= Work instructions =
Every entry below must be repeated exactly; skip the pictures.

--- Begin ---

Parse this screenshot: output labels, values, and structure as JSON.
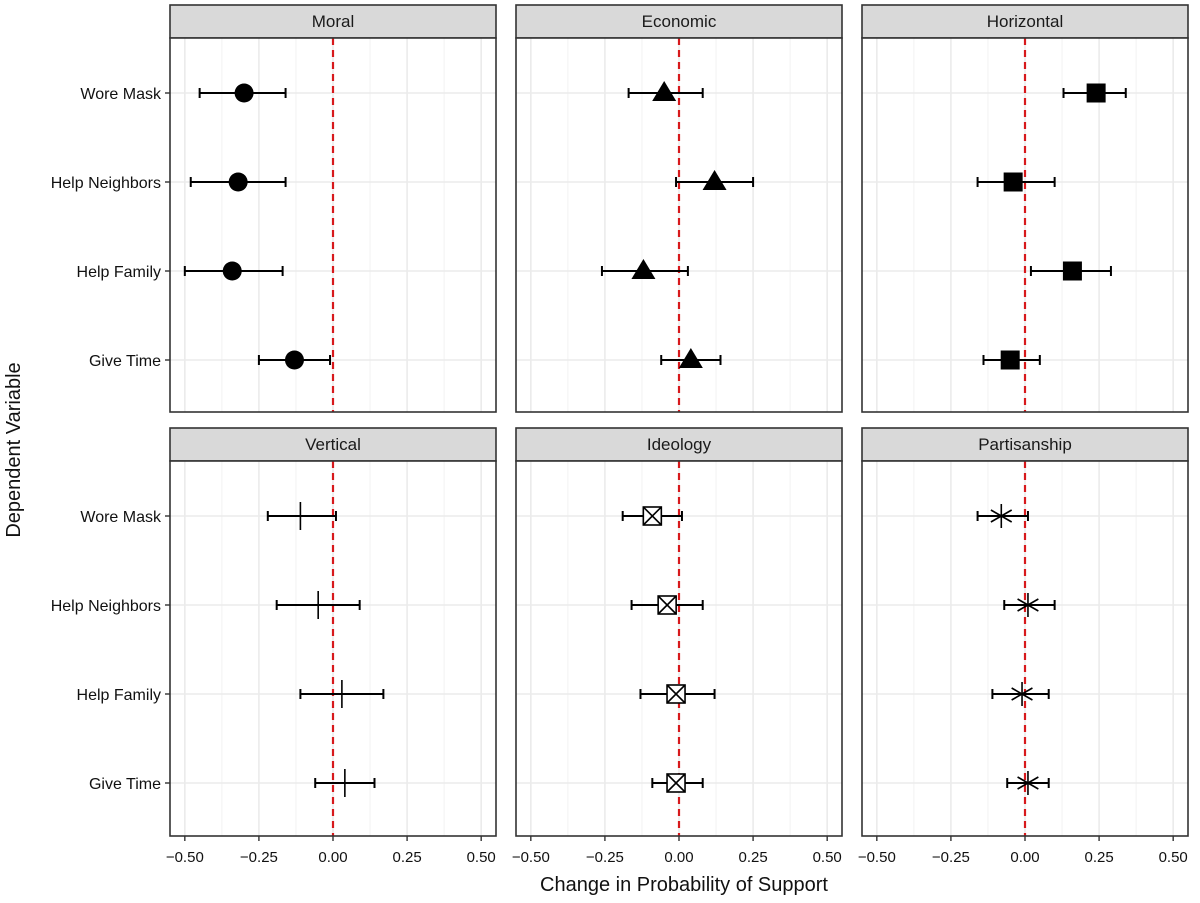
{
  "chart_data": {
    "type": "scatter",
    "subtype": "faceted dot-and-whisker",
    "ylabel": "Dependent Variable",
    "xlabel": "Change in Probability of Support",
    "xlim": [
      -0.55,
      0.55
    ],
    "x_ticks": [
      -0.5,
      -0.25,
      0.0,
      0.25,
      0.5
    ],
    "x_tick_labels": [
      "−0.50",
      "−0.25",
      "0.00",
      "0.25",
      "0.50"
    ],
    "reference_line": {
      "x": 0,
      "style": "dashed",
      "color": "#d7191c"
    },
    "categories": [
      "Wore Mask",
      "Help Neighbors",
      "Help Family",
      "Give Time"
    ],
    "colors": {
      "strip_fill": "#d9d9d9",
      "grid": "#ebebeb",
      "border": "#333333",
      "marker": "#000000"
    },
    "facets": [
      {
        "name": "Moral",
        "shape": "circle",
        "points": [
          {
            "category": "Wore Mask",
            "estimate": -0.3,
            "lower": -0.45,
            "upper": -0.16
          },
          {
            "category": "Help Neighbors",
            "estimate": -0.32,
            "lower": -0.48,
            "upper": -0.16
          },
          {
            "category": "Help Family",
            "estimate": -0.34,
            "lower": -0.5,
            "upper": -0.17
          },
          {
            "category": "Give Time",
            "estimate": -0.13,
            "lower": -0.25,
            "upper": -0.01
          }
        ]
      },
      {
        "name": "Economic",
        "shape": "triangle",
        "points": [
          {
            "category": "Wore Mask",
            "estimate": -0.05,
            "lower": -0.17,
            "upper": 0.08
          },
          {
            "category": "Help Neighbors",
            "estimate": 0.12,
            "lower": -0.01,
            "upper": 0.25
          },
          {
            "category": "Help Family",
            "estimate": -0.12,
            "lower": -0.26,
            "upper": 0.03
          },
          {
            "category": "Give Time",
            "estimate": 0.04,
            "lower": -0.06,
            "upper": 0.14
          }
        ]
      },
      {
        "name": "Horizontal",
        "shape": "square",
        "points": [
          {
            "category": "Wore Mask",
            "estimate": 0.24,
            "lower": 0.13,
            "upper": 0.34
          },
          {
            "category": "Help Neighbors",
            "estimate": -0.04,
            "lower": -0.16,
            "upper": 0.1
          },
          {
            "category": "Help Family",
            "estimate": 0.16,
            "lower": 0.02,
            "upper": 0.29
          },
          {
            "category": "Give Time",
            "estimate": -0.05,
            "lower": -0.14,
            "upper": 0.05
          }
        ]
      },
      {
        "name": "Vertical",
        "shape": "plus",
        "points": [
          {
            "category": "Wore Mask",
            "estimate": -0.11,
            "lower": -0.22,
            "upper": 0.01
          },
          {
            "category": "Help Neighbors",
            "estimate": -0.05,
            "lower": -0.19,
            "upper": 0.09
          },
          {
            "category": "Help Family",
            "estimate": 0.03,
            "lower": -0.11,
            "upper": 0.17
          },
          {
            "category": "Give Time",
            "estimate": 0.04,
            "lower": -0.06,
            "upper": 0.14
          }
        ]
      },
      {
        "name": "Ideology",
        "shape": "boxed-x",
        "points": [
          {
            "category": "Wore Mask",
            "estimate": -0.09,
            "lower": -0.19,
            "upper": 0.01
          },
          {
            "category": "Help Neighbors",
            "estimate": -0.04,
            "lower": -0.16,
            "upper": 0.08
          },
          {
            "category": "Help Family",
            "estimate": -0.01,
            "lower": -0.13,
            "upper": 0.12
          },
          {
            "category": "Give Time",
            "estimate": -0.01,
            "lower": -0.09,
            "upper": 0.08
          }
        ]
      },
      {
        "name": "Partisanship",
        "shape": "asterisk",
        "points": [
          {
            "category": "Wore Mask",
            "estimate": -0.08,
            "lower": -0.16,
            "upper": 0.01
          },
          {
            "category": "Help Neighbors",
            "estimate": 0.01,
            "lower": -0.07,
            "upper": 0.1
          },
          {
            "category": "Help Family",
            "estimate": -0.01,
            "lower": -0.11,
            "upper": 0.08
          },
          {
            "category": "Give Time",
            "estimate": 0.01,
            "lower": -0.06,
            "upper": 0.08
          }
        ]
      }
    ]
  }
}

--- End ---

= Output for this exercise =
Parse this screenshot: output labels, values, and structure as JSON.
{
  "chart_data": {
    "type": "scatter",
    "subtype": "faceted dot-and-whisker",
    "ylabel": "Dependent Variable",
    "xlabel": "Change in Probability of Support",
    "xlim": [
      -0.55,
      0.55
    ],
    "x_ticks": [
      -0.5,
      -0.25,
      0.0,
      0.25,
      0.5
    ],
    "x_tick_labels": [
      "−0.50",
      "−0.25",
      "0.00",
      "0.25",
      "0.50"
    ],
    "reference_line": {
      "x": 0,
      "style": "dashed",
      "color": "#d7191c"
    },
    "categories": [
      "Wore Mask",
      "Help Neighbors",
      "Help Family",
      "Give Time"
    ],
    "colors": {
      "strip_fill": "#d9d9d9",
      "grid": "#ebebeb",
      "border": "#333333",
      "marker": "#000000"
    },
    "facets": [
      {
        "name": "Moral",
        "shape": "circle",
        "points": [
          {
            "category": "Wore Mask",
            "estimate": -0.3,
            "lower": -0.45,
            "upper": -0.16
          },
          {
            "category": "Help Neighbors",
            "estimate": -0.32,
            "lower": -0.48,
            "upper": -0.16
          },
          {
            "category": "Help Family",
            "estimate": -0.34,
            "lower": -0.5,
            "upper": -0.17
          },
          {
            "category": "Give Time",
            "estimate": -0.13,
            "lower": -0.25,
            "upper": -0.01
          }
        ]
      },
      {
        "name": "Economic",
        "shape": "triangle",
        "points": [
          {
            "category": "Wore Mask",
            "estimate": -0.05,
            "lower": -0.17,
            "upper": 0.08
          },
          {
            "category": "Help Neighbors",
            "estimate": 0.12,
            "lower": -0.01,
            "upper": 0.25
          },
          {
            "category": "Help Family",
            "estimate": -0.12,
            "lower": -0.26,
            "upper": 0.03
          },
          {
            "category": "Give Time",
            "estimate": 0.04,
            "lower": -0.06,
            "upper": 0.14
          }
        ]
      },
      {
        "name": "Horizontal",
        "shape": "square",
        "points": [
          {
            "category": "Wore Mask",
            "estimate": 0.24,
            "lower": 0.13,
            "upper": 0.34
          },
          {
            "category": "Help Neighbors",
            "estimate": -0.04,
            "lower": -0.16,
            "upper": 0.1
          },
          {
            "category": "Help Family",
            "estimate": 0.16,
            "lower": 0.02,
            "upper": 0.29
          },
          {
            "category": "Give Time",
            "estimate": -0.05,
            "lower": -0.14,
            "upper": 0.05
          }
        ]
      },
      {
        "name": "Vertical",
        "shape": "plus",
        "points": [
          {
            "category": "Wore Mask",
            "estimate": -0.11,
            "lower": -0.22,
            "upper": 0.01
          },
          {
            "category": "Help Neighbors",
            "estimate": -0.05,
            "lower": -0.19,
            "upper": 0.09
          },
          {
            "category": "Help Family",
            "estimate": 0.03,
            "lower": -0.11,
            "upper": 0.17
          },
          {
            "category": "Give Time",
            "estimate": 0.04,
            "lower": -0.06,
            "upper": 0.14
          }
        ]
      },
      {
        "name": "Ideology",
        "shape": "boxed-x",
        "points": [
          {
            "category": "Wore Mask",
            "estimate": -0.09,
            "lower": -0.19,
            "upper": 0.01
          },
          {
            "category": "Help Neighbors",
            "estimate": -0.04,
            "lower": -0.16,
            "upper": 0.08
          },
          {
            "category": "Help Family",
            "estimate": -0.01,
            "lower": -0.13,
            "upper": 0.12
          },
          {
            "category": "Give Time",
            "estimate": -0.01,
            "lower": -0.09,
            "upper": 0.08
          }
        ]
      },
      {
        "name": "Partisanship",
        "shape": "asterisk",
        "points": [
          {
            "category": "Wore Mask",
            "estimate": -0.08,
            "lower": -0.16,
            "upper": 0.01
          },
          {
            "category": "Help Neighbors",
            "estimate": 0.01,
            "lower": -0.07,
            "upper": 0.1
          },
          {
            "category": "Help Family",
            "estimate": -0.01,
            "lower": -0.11,
            "upper": 0.08
          },
          {
            "category": "Give Time",
            "estimate": 0.01,
            "lower": -0.06,
            "upper": 0.08
          }
        ]
      }
    ]
  }
}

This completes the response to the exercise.